OBJECTIVE:
Lines that hold the string "旭山公園" are to be counted; give only their number.

....

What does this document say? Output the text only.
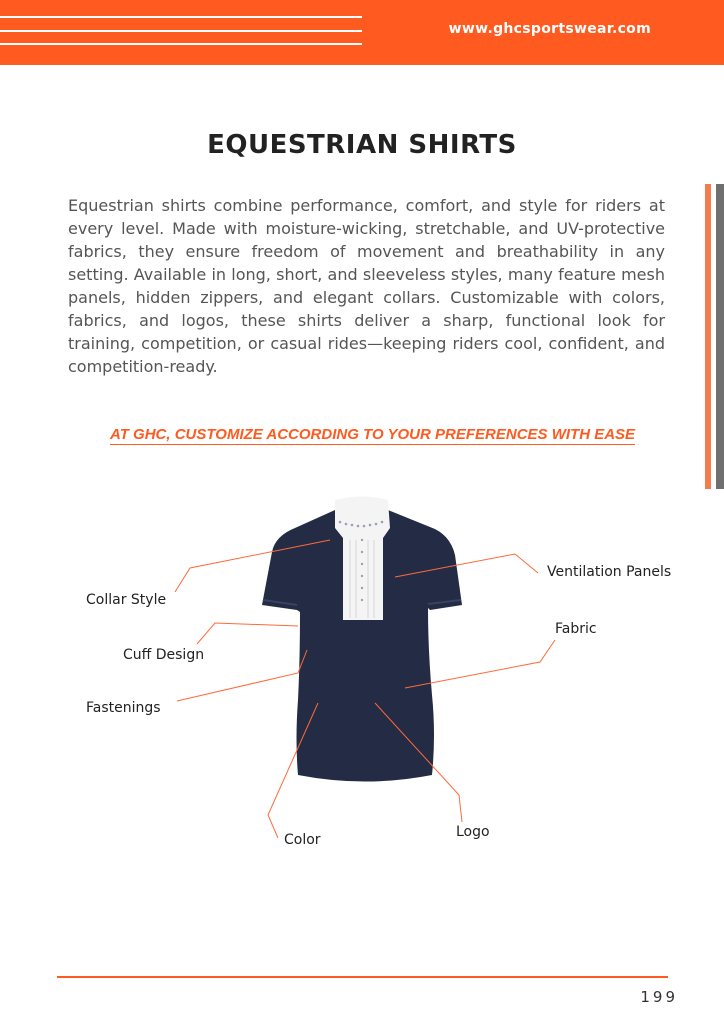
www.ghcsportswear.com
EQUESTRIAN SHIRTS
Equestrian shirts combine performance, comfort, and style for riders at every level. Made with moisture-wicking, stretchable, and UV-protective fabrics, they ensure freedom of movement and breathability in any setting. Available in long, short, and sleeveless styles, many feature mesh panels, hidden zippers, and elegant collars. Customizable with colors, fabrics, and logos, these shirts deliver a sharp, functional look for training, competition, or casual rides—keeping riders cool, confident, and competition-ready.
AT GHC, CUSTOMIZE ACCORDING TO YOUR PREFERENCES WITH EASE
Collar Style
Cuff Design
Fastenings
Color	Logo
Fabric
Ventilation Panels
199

....

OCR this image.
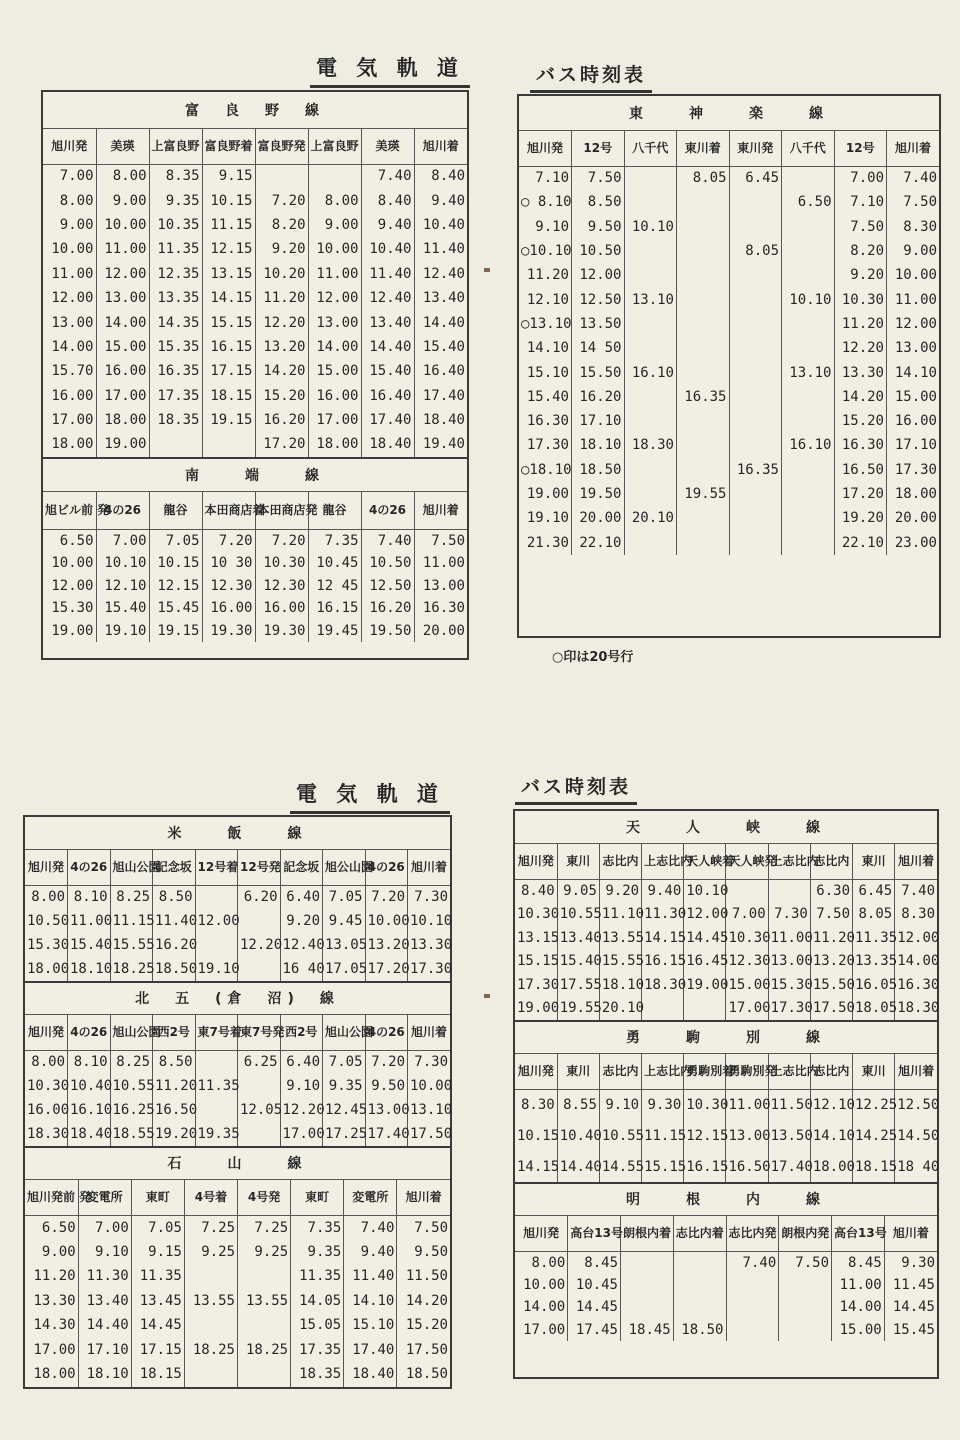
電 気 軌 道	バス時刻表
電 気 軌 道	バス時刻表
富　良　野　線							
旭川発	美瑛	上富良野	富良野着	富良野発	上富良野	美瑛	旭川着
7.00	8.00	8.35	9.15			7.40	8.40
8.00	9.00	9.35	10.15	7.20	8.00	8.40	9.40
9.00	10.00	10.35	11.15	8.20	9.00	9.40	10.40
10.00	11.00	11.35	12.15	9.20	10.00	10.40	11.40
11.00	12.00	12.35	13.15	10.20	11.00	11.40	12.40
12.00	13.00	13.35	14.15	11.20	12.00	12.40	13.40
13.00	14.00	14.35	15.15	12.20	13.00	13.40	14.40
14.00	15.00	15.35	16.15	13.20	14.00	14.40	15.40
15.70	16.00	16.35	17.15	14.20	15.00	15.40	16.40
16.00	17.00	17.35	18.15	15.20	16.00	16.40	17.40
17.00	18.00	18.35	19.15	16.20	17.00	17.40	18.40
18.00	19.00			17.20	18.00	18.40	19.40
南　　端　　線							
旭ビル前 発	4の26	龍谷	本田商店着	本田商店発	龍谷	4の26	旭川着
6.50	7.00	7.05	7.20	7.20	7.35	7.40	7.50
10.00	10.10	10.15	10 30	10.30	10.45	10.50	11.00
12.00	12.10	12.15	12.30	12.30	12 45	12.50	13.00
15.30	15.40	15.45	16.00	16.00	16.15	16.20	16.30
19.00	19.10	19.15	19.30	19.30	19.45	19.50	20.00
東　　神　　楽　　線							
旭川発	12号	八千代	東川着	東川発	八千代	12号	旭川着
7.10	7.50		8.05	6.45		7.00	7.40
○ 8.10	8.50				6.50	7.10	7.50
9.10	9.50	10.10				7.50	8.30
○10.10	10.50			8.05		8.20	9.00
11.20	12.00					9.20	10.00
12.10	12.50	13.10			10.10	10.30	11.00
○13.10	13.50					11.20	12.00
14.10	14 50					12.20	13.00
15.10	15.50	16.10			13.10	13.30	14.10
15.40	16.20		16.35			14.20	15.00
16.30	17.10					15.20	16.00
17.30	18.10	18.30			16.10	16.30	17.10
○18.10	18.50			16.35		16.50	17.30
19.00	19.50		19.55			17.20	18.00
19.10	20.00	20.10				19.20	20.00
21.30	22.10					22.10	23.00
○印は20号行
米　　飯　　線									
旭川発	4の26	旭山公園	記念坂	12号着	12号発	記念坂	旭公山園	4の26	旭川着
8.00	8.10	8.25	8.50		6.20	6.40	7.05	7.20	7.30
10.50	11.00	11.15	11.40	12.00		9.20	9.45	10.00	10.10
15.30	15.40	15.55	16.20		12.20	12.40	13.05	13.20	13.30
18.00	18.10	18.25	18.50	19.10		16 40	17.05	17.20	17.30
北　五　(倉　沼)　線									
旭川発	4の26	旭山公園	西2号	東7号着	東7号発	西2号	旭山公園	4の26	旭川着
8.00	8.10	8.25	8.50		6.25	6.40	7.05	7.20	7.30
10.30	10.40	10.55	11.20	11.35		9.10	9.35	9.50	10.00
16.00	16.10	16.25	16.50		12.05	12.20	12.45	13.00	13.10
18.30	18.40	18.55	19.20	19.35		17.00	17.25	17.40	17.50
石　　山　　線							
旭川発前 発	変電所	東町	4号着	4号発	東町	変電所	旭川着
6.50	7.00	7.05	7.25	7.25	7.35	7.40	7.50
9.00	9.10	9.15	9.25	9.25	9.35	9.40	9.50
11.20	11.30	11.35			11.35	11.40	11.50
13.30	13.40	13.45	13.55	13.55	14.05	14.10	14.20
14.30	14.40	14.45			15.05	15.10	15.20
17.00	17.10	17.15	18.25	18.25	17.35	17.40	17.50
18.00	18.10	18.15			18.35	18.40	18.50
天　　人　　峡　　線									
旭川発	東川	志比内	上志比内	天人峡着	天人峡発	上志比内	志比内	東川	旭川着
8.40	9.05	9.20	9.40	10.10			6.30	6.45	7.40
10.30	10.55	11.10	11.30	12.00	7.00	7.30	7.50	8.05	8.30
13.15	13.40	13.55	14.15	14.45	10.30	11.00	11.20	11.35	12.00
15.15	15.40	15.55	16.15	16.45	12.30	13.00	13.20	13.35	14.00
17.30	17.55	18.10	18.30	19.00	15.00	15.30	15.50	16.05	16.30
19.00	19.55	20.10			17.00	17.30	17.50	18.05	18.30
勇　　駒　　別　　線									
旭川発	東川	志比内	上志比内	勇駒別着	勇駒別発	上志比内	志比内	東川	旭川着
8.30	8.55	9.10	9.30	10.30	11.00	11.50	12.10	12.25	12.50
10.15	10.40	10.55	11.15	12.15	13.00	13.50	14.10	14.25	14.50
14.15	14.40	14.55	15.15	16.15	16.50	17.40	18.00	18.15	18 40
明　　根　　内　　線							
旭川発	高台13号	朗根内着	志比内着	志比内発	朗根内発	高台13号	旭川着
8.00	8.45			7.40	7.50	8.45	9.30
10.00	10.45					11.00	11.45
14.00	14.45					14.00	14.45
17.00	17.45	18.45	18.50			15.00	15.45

....

FINAL ANSWER:
2